(Figure data in JSON)
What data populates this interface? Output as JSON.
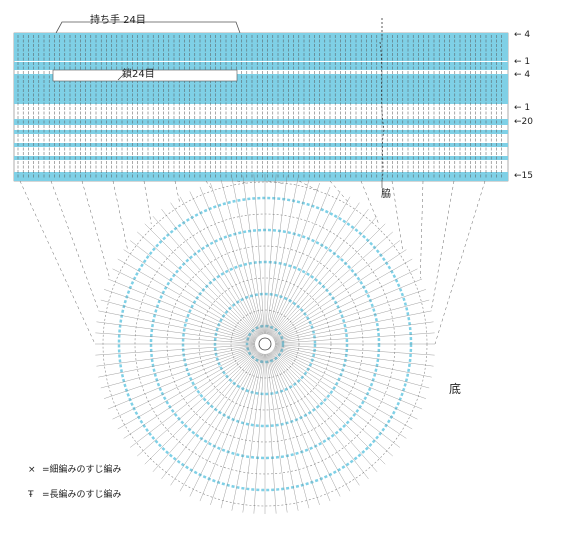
{
  "labels": {
    "handle": "持ち手 24目",
    "chain": "鎖24目",
    "side": "脇",
    "bottom": "底"
  },
  "row_labels": [
    "← 4",
    "← 1",
    "← 4",
    "← 1",
    "←20",
    "←15"
  ],
  "legend": [
    {
      "symbol": "×",
      "text": "=細編みのすじ編み",
      "icon": "single-crochet-back-loop-icon"
    },
    {
      "symbol": "Ŧ",
      "text": "=長編みのすじ編み",
      "icon": "double-crochet-back-loop-icon"
    }
  ],
  "colors": {
    "accent": "#7fd0e6",
    "line": "#555555",
    "text": "#222222",
    "background": "#ffffff"
  }
}
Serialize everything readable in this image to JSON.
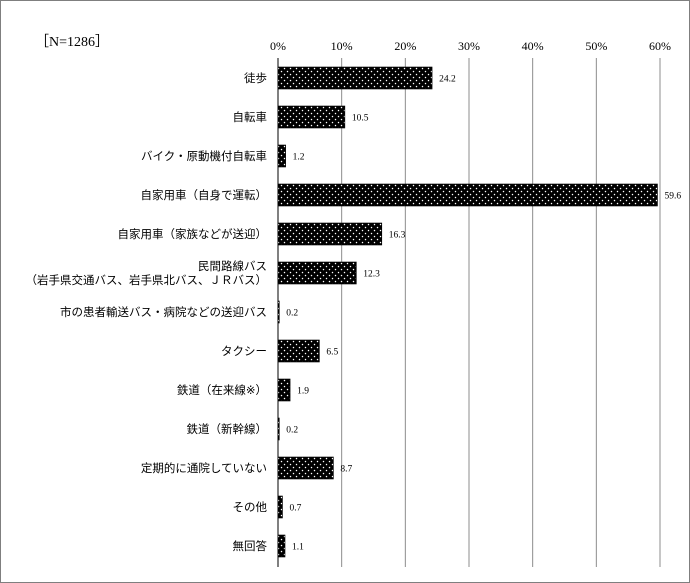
{
  "chart_data": {
    "type": "bar",
    "orientation": "horizontal",
    "sample_label": "［N=1286］",
    "categories": [
      "徒歩",
      "自転車",
      "バイク・原動機付自転車",
      "自家用車（自身で運転）",
      "自家用車（家族などが送迎）",
      "民間路線バス\n（岩手県交通バス、岩手県北バス、ＪＲバス）",
      "市の患者輸送バス・病院などの送迎バス",
      "タクシー",
      "鉄道（在来線※）",
      "鉄道（新幹線）",
      "定期的に通院していない",
      "その他",
      "無回答"
    ],
    "values": [
      24.2,
      10.5,
      1.2,
      59.6,
      16.3,
      12.3,
      0.2,
      6.5,
      1.9,
      0.2,
      8.7,
      0.7,
      1.1
    ],
    "value_labels": [
      "24.2",
      "10.5",
      "1.2",
      "59.6",
      "16.3",
      "12.3",
      "0.2",
      "6.5",
      "1.9",
      "0.2",
      "8.7",
      "0.7",
      "1.1"
    ],
    "xlim": [
      0,
      60
    ],
    "xticks": [
      0,
      10,
      20,
      30,
      40,
      50,
      60
    ],
    "xtick_labels": [
      "0%",
      "10%",
      "20%",
      "30%",
      "40%",
      "50%",
      "60%"
    ],
    "axis_position": "top",
    "grid": true,
    "bar_fill": "black with white dot pattern",
    "colors": {
      "bar": "#000000",
      "dot": "#ffffff",
      "grid": "#8c8c8c",
      "frame": "#7f7f7f"
    }
  }
}
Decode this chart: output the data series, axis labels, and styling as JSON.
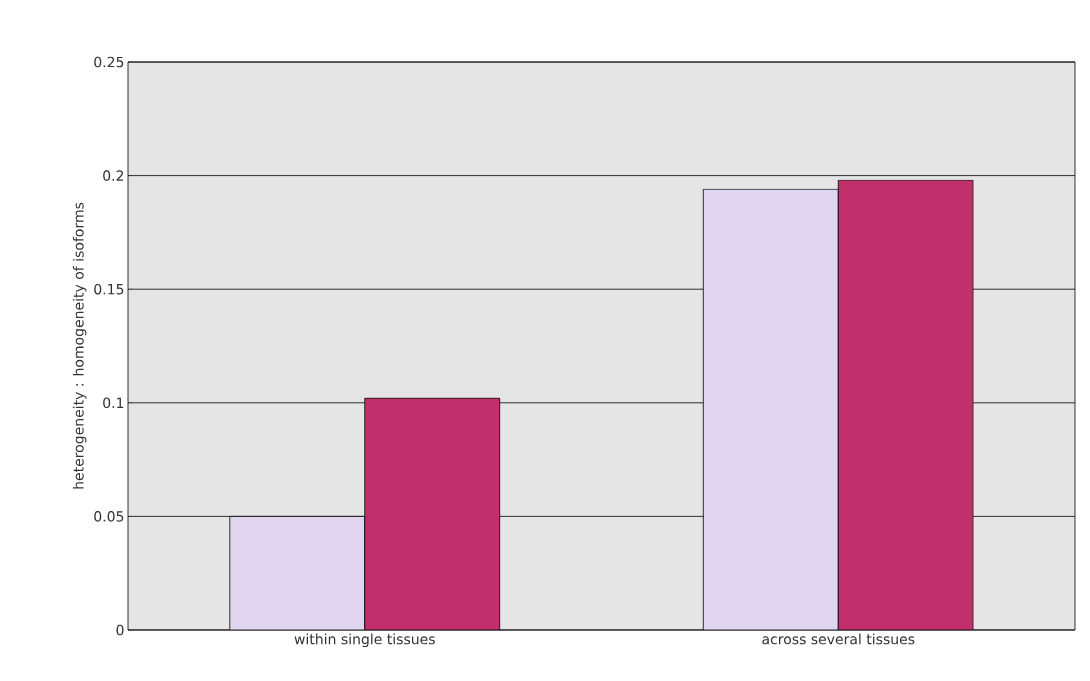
{
  "chart_data": {
    "type": "bar",
    "ylabel": "heterogeneity : homogeneity of isoforms",
    "categories": [
      "within single tissues",
      "across several tissues"
    ],
    "series": [
      {
        "color": "#e0d6f0",
        "values": [
          0.05,
          0.194
        ]
      },
      {
        "color": "#c2306c",
        "values": [
          0.102,
          0.198
        ]
      }
    ],
    "ylim": [
      0,
      0.25
    ],
    "yticks": [
      0,
      0.05,
      0.1,
      0.15,
      0.2,
      0.25
    ],
    "grid": "y"
  }
}
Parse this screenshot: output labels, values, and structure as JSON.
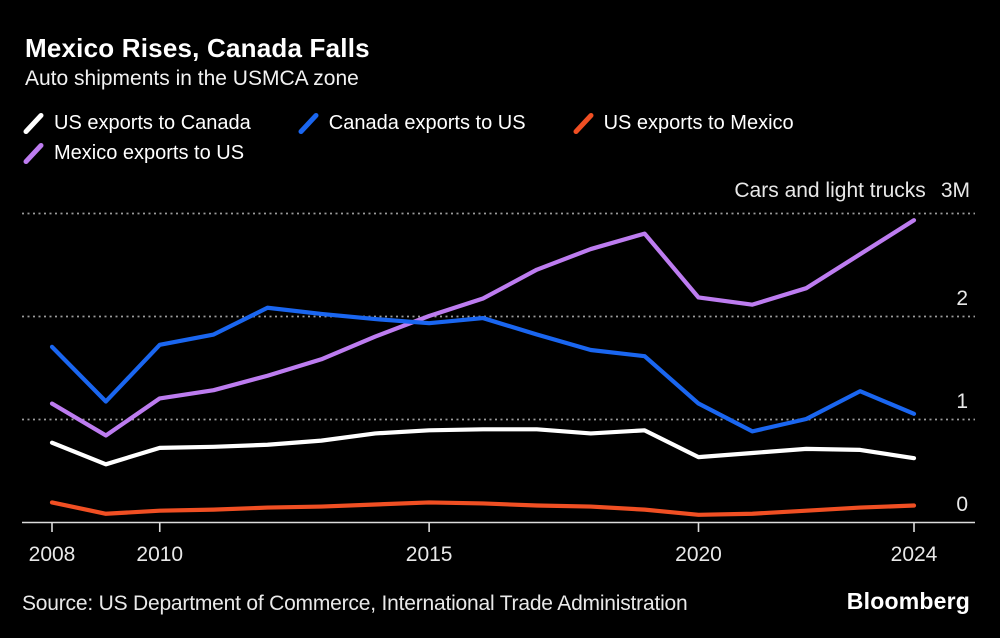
{
  "header": {
    "title": "Mexico Rises, Canada Falls",
    "subtitle": "Auto shipments in the USMCA zone"
  },
  "chart_data": {
    "type": "line",
    "title": "Mexico Rises, Canada Falls",
    "subtitle": "Auto shipments in the USMCA zone",
    "unit_label": "Cars and light trucks",
    "max_tick_label": "3M",
    "x": [
      2008,
      2009,
      2010,
      2011,
      2012,
      2013,
      2014,
      2015,
      2016,
      2017,
      2018,
      2019,
      2020,
      2021,
      2022,
      2023,
      2024
    ],
    "x_ticks": [
      2008,
      2010,
      2015,
      2020,
      2024
    ],
    "y_ticks": [
      0,
      1,
      2
    ],
    "grid_values": [
      1,
      2,
      3
    ],
    "xlim": [
      2008,
      2024
    ],
    "ylim": [
      0,
      3
    ],
    "legend_position": "top",
    "grid": "dotted-horizontal",
    "series": [
      {
        "name": "US exports to Canada",
        "color": "#ffffff",
        "values": [
          0.77,
          0.56,
          0.72,
          0.73,
          0.75,
          0.79,
          0.86,
          0.89,
          0.9,
          0.9,
          0.86,
          0.89,
          0.63,
          0.67,
          0.71,
          0.7,
          0.62
        ]
      },
      {
        "name": "Canada exports to US",
        "color": "#1a66f0",
        "values": [
          1.7,
          1.17,
          1.72,
          1.82,
          2.08,
          2.02,
          1.97,
          1.93,
          1.98,
          1.82,
          1.67,
          1.61,
          1.15,
          0.88,
          1.0,
          1.27,
          1.05
        ]
      },
      {
        "name": "US exports to Mexico",
        "color": "#f04f23",
        "values": [
          0.19,
          0.08,
          0.11,
          0.12,
          0.14,
          0.15,
          0.17,
          0.19,
          0.18,
          0.16,
          0.15,
          0.12,
          0.07,
          0.08,
          0.11,
          0.14,
          0.16
        ]
      },
      {
        "name": "Mexico exports to US",
        "color": "#bd7cf0",
        "values": [
          1.15,
          0.84,
          1.2,
          1.28,
          1.42,
          1.58,
          1.8,
          2.0,
          2.17,
          2.45,
          2.65,
          2.8,
          2.18,
          2.11,
          2.27,
          2.6,
          2.93
        ]
      }
    ]
  },
  "footer": {
    "source": "Source: US Department of Commerce, International Trade Administration",
    "brand": "Bloomberg"
  },
  "colors": {
    "background": "#000000",
    "grid": "#9b9b9b",
    "axis": "#dcdcdc",
    "tick_label": "#e8e8e8"
  }
}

* What this task involves
Write out the entries above word for word. Do not include the pictures.

* The answer
What data populates this interface? Output as JSON.
{
  "labels": {
    "handle": "持ち手 24目",
    "chain": "鎖24目",
    "side": "脇",
    "bottom": "底"
  },
  "row_labels": [
    "← 4",
    "← 1",
    "← 4",
    "← 1",
    "←20",
    "←15"
  ],
  "legend": [
    {
      "symbol": "×",
      "text": "=細編みのすじ編み",
      "icon": "single-crochet-back-loop-icon"
    },
    {
      "symbol": "Ŧ",
      "text": "=長編みのすじ編み",
      "icon": "double-crochet-back-loop-icon"
    }
  ],
  "colors": {
    "accent": "#7fd0e6",
    "line": "#555555",
    "text": "#222222",
    "background": "#ffffff"
  }
}
Serialize everything readable in this image to JSON.
{
  "chart_data": {
    "type": "bar",
    "orientation": "horizontal",
    "sample_label": "［N=1286］",
    "categories": [
      "徒歩",
      "自転車",
      "バイク・原動機付自転車",
      "自家用車（自身で運転）",
      "自家用車（家族などが送迎）",
      "民間路線バス\n（岩手県交通バス、岩手県北バス、ＪＲバス）",
      "市の患者輸送バス・病院などの送迎バス",
      "タクシー",
      "鉄道（在来線※）",
      "鉄道（新幹線）",
      "定期的に通院していない",
      "その他",
      "無回答"
    ],
    "values": [
      24.2,
      10.5,
      1.2,
      59.6,
      16.3,
      12.3,
      0.2,
      6.5,
      1.9,
      0.2,
      8.7,
      0.7,
      1.1
    ],
    "value_labels": [
      "24.2",
      "10.5",
      "1.2",
      "59.6",
      "16.3",
      "12.3",
      "0.2",
      "6.5",
      "1.9",
      "0.2",
      "8.7",
      "0.7",
      "1.1"
    ],
    "xlim": [
      0,
      60
    ],
    "xticks": [
      0,
      10,
      20,
      30,
      40,
      50,
      60
    ],
    "xtick_labels": [
      "0%",
      "10%",
      "20%",
      "30%",
      "40%",
      "50%",
      "60%"
    ],
    "axis_position": "top",
    "grid": true,
    "bar_fill": "black with white dot pattern",
    "colors": {
      "bar": "#000000",
      "dot": "#ffffff",
      "grid": "#8c8c8c",
      "frame": "#7f7f7f"
    }
  }
}
Decode this chart: output the data series, axis labels, and styling as JSON.
{
  "chart_data": {
    "type": "bar",
    "ylabel": "heterogeneity : homogeneity of isoforms",
    "categories": [
      "within single tissues",
      "across several tissues"
    ],
    "series": [
      {
        "color": "#e0d6f0",
        "values": [
          0.05,
          0.194
        ]
      },
      {
        "color": "#c2306c",
        "values": [
          0.102,
          0.198
        ]
      }
    ],
    "ylim": [
      0,
      0.25
    ],
    "yticks": [
      0,
      0.05,
      0.1,
      0.15,
      0.2,
      0.25
    ],
    "grid": "y"
  }
}
Parse this screenshot: output labels, values, and structure as JSON.
{
  "header": {
    "title": "Mexico Rises, Canada Falls",
    "subtitle": "Auto shipments in the USMCA zone"
  },
  "chart_data": {
    "type": "line",
    "title": "Mexico Rises, Canada Falls",
    "subtitle": "Auto shipments in the USMCA zone",
    "unit_label": "Cars and light trucks",
    "max_tick_label": "3M",
    "x": [
      2008,
      2009,
      2010,
      2011,
      2012,
      2013,
      2014,
      2015,
      2016,
      2017,
      2018,
      2019,
      2020,
      2021,
      2022,
      2023,
      2024
    ],
    "x_ticks": [
      2008,
      2010,
      2015,
      2020,
      2024
    ],
    "y_ticks": [
      0,
      1,
      2
    ],
    "grid_values": [
      1,
      2,
      3
    ],
    "xlim": [
      2008,
      2024
    ],
    "ylim": [
      0,
      3
    ],
    "legend_position": "top",
    "grid": "dotted-horizontal",
    "series": [
      {
        "name": "US exports to Canada",
        "color": "#ffffff",
        "values": [
          0.77,
          0.56,
          0.72,
          0.73,
          0.75,
          0.79,
          0.86,
          0.89,
          0.9,
          0.9,
          0.86,
          0.89,
          0.63,
          0.67,
          0.71,
          0.7,
          0.62
        ]
      },
      {
        "name": "Canada exports to US",
        "color": "#1a66f0",
        "values": [
          1.7,
          1.17,
          1.72,
          1.82,
          2.08,
          2.02,
          1.97,
          1.93,
          1.98,
          1.82,
          1.67,
          1.61,
          1.15,
          0.88,
          1.0,
          1.27,
          1.05
        ]
      },
      {
        "name": "US exports to Mexico",
        "color": "#f04f23",
        "values": [
          0.19,
          0.08,
          0.11,
          0.12,
          0.14,
          0.15,
          0.17,
          0.19,
          0.18,
          0.16,
          0.15,
          0.12,
          0.07,
          0.08,
          0.11,
          0.14,
          0.16
        ]
      },
      {
        "name": "Mexico exports to US",
        "color": "#bd7cf0",
        "values": [
          1.15,
          0.84,
          1.2,
          1.28,
          1.42,
          1.58,
          1.8,
          2.0,
          2.17,
          2.45,
          2.65,
          2.8,
          2.18,
          2.11,
          2.27,
          2.6,
          2.93
        ]
      }
    ]
  },
  "footer": {
    "source": "Source: US Department of Commerce, International Trade Administration",
    "brand": "Bloomberg"
  },
  "colors": {
    "background": "#000000",
    "grid": "#9b9b9b",
    "axis": "#dcdcdc",
    "tick_label": "#e8e8e8"
  }
}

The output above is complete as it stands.